▶ [Your objective] Filter the records below for the word "scale". Copy each line that holds it.

▶ [Stored items]
========================

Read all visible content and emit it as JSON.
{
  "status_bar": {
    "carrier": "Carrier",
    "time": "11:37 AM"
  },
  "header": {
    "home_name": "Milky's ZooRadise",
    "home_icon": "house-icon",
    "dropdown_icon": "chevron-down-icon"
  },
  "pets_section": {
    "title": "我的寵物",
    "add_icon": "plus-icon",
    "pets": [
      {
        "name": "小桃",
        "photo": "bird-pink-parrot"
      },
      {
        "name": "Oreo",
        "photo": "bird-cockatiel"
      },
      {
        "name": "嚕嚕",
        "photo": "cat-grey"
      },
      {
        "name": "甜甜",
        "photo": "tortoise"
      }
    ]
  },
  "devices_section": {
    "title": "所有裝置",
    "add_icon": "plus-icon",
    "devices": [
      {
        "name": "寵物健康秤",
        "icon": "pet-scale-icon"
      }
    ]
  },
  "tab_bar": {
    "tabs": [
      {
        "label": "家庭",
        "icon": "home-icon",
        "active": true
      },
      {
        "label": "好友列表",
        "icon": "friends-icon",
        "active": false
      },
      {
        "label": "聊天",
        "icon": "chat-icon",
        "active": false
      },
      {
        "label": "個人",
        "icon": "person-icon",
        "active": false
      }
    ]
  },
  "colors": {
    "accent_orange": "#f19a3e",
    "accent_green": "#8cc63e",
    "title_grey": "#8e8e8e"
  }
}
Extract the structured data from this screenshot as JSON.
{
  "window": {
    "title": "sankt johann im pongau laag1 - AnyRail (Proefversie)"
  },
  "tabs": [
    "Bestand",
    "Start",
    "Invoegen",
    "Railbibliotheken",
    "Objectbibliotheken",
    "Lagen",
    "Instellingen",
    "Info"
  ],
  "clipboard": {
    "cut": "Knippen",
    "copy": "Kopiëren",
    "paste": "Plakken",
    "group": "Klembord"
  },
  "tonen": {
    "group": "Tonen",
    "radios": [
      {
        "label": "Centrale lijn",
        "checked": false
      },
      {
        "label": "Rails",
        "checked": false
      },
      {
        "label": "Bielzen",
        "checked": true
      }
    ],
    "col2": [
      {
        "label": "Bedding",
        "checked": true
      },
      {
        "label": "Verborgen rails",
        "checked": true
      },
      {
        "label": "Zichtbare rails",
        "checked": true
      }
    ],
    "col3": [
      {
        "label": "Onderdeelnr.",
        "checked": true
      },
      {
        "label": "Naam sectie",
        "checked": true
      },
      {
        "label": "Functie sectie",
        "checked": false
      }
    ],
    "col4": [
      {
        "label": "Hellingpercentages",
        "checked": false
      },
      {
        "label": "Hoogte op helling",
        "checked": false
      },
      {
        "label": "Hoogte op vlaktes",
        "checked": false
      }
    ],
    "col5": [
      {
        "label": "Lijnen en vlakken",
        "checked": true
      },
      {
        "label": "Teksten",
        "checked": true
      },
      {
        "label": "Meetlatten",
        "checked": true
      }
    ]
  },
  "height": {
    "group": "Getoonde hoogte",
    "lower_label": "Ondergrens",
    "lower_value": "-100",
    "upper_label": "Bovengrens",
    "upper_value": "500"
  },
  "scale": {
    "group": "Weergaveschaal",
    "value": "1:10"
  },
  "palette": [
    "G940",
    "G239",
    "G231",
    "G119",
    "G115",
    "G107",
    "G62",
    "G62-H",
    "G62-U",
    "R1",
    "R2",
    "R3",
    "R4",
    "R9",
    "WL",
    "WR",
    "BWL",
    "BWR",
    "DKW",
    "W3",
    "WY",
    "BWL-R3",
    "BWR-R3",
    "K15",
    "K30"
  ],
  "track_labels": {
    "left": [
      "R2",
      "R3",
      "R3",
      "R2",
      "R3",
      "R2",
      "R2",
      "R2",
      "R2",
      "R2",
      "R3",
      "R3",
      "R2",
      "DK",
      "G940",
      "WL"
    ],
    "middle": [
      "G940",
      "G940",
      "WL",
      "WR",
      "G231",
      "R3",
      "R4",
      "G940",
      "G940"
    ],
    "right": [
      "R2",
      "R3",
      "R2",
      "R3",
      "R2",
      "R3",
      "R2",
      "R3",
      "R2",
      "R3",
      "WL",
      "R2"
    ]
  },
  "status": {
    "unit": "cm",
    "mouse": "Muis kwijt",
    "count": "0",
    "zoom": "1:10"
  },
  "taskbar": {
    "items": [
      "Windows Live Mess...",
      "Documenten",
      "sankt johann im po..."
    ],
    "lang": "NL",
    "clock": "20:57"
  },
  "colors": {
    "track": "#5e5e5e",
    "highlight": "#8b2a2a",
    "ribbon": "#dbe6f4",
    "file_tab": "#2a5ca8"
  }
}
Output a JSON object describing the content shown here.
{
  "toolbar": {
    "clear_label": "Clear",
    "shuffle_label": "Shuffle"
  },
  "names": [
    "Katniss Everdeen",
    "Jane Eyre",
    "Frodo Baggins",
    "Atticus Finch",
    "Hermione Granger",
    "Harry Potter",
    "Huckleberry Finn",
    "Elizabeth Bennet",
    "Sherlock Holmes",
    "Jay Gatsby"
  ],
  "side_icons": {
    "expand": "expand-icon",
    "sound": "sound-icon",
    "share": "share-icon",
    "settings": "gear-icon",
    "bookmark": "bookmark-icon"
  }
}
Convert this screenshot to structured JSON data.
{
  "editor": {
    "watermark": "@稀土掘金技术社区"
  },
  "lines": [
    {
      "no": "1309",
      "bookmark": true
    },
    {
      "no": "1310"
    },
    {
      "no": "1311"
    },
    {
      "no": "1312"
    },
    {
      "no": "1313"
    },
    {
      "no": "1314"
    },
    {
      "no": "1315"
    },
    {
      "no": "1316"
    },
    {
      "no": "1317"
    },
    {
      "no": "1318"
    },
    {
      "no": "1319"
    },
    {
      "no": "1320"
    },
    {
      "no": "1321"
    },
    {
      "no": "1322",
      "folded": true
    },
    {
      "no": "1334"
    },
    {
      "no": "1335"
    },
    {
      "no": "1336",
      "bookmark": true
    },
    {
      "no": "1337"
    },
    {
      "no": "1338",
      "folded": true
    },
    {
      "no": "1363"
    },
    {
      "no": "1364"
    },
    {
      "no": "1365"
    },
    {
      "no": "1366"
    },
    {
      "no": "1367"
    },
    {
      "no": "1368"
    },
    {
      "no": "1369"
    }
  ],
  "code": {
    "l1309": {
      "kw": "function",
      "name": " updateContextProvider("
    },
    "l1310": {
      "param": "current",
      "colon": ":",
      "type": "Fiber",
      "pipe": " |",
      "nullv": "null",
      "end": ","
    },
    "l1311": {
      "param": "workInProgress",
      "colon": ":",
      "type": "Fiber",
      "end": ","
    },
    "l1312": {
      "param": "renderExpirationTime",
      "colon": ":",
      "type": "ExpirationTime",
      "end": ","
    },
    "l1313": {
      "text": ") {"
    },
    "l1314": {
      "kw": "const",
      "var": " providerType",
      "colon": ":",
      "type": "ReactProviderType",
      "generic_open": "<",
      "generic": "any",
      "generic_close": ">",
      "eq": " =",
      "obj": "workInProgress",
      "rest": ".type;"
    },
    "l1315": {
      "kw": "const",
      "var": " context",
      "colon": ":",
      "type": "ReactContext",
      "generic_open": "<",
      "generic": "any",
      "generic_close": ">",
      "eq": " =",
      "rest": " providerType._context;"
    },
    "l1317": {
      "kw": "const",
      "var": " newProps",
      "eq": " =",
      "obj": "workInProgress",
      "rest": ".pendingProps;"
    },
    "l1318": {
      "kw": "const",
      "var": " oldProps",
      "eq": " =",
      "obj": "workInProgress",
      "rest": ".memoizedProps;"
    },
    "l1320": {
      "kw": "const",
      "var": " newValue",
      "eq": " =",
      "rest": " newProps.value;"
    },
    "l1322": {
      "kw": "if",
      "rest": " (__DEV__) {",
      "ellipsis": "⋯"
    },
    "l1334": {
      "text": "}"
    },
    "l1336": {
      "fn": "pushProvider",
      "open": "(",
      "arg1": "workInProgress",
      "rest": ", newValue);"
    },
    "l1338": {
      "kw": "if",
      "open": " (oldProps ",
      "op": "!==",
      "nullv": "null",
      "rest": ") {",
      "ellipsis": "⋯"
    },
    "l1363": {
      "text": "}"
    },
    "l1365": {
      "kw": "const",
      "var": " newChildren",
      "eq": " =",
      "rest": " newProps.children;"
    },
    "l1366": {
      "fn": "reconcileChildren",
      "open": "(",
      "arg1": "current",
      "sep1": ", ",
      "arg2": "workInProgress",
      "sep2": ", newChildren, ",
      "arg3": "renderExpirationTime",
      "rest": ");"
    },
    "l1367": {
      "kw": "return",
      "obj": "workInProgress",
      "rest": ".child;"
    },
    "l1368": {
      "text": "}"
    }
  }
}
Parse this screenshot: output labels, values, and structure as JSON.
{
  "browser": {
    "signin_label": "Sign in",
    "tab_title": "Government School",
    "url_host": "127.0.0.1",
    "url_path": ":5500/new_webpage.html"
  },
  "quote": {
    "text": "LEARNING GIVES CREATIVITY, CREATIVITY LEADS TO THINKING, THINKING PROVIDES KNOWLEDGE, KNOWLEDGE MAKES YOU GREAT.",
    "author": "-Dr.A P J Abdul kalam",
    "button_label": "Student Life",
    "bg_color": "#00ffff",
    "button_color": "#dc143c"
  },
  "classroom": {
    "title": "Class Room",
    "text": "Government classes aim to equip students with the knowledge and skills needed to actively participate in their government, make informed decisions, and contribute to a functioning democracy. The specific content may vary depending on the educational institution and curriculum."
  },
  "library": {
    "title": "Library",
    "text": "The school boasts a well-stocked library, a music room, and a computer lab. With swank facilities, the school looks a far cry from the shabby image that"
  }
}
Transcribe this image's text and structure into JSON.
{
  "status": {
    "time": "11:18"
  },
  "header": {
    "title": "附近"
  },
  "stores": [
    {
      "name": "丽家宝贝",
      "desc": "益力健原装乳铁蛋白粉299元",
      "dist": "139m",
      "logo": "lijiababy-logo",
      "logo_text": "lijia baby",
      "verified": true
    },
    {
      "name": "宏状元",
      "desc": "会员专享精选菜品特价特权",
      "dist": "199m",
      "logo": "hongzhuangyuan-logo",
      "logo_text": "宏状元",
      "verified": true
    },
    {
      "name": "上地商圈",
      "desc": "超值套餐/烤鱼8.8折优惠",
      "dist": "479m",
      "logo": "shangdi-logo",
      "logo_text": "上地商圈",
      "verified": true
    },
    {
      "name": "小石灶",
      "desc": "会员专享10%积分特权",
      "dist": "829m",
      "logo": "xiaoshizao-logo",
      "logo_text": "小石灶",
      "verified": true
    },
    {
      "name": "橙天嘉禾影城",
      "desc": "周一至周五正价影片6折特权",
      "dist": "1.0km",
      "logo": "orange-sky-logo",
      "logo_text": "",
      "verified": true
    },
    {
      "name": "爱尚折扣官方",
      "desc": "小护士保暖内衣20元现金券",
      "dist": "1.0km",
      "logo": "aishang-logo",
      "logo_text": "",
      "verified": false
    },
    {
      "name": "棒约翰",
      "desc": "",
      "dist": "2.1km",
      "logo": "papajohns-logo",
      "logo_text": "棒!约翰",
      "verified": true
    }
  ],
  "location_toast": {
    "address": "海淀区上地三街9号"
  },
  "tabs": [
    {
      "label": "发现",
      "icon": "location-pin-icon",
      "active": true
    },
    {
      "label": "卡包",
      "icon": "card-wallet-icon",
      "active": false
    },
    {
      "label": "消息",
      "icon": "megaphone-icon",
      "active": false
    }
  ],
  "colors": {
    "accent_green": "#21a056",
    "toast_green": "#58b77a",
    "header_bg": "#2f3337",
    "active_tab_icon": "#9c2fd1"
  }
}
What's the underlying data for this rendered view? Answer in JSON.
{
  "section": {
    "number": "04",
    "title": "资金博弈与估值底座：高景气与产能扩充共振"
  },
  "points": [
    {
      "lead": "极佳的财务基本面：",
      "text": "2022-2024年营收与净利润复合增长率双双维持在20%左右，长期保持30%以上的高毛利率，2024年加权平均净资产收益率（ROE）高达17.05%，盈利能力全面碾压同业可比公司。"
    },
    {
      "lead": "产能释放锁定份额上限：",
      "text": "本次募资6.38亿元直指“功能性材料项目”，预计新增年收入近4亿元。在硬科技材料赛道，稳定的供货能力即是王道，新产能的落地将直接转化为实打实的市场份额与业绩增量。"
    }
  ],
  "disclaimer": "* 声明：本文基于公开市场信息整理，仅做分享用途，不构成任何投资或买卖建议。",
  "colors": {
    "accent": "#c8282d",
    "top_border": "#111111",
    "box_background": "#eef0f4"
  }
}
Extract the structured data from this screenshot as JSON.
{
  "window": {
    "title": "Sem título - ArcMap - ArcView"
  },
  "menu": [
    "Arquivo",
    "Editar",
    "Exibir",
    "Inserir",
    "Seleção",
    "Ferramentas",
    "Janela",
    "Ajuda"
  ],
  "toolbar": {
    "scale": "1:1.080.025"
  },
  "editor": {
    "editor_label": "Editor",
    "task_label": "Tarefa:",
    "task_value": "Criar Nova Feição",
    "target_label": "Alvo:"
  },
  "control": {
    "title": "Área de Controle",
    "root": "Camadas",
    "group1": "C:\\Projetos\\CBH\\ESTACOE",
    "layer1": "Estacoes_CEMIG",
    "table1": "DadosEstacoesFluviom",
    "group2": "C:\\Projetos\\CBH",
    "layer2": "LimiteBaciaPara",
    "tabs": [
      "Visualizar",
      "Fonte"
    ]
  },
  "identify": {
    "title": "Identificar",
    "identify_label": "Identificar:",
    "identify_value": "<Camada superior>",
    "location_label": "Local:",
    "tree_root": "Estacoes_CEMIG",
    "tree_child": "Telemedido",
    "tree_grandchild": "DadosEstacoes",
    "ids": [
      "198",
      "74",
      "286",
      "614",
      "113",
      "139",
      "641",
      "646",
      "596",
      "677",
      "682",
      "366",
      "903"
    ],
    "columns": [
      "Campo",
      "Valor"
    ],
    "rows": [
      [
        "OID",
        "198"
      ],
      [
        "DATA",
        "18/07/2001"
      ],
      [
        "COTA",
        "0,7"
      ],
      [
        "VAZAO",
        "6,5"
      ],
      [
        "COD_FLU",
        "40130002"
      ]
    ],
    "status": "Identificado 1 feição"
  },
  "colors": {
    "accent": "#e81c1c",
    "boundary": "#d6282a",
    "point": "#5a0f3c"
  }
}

========================

▶ [Result of this exercise]
        "icon": "pet-scale-icon"
  "scale": {
    "scale": "1:1.080.025"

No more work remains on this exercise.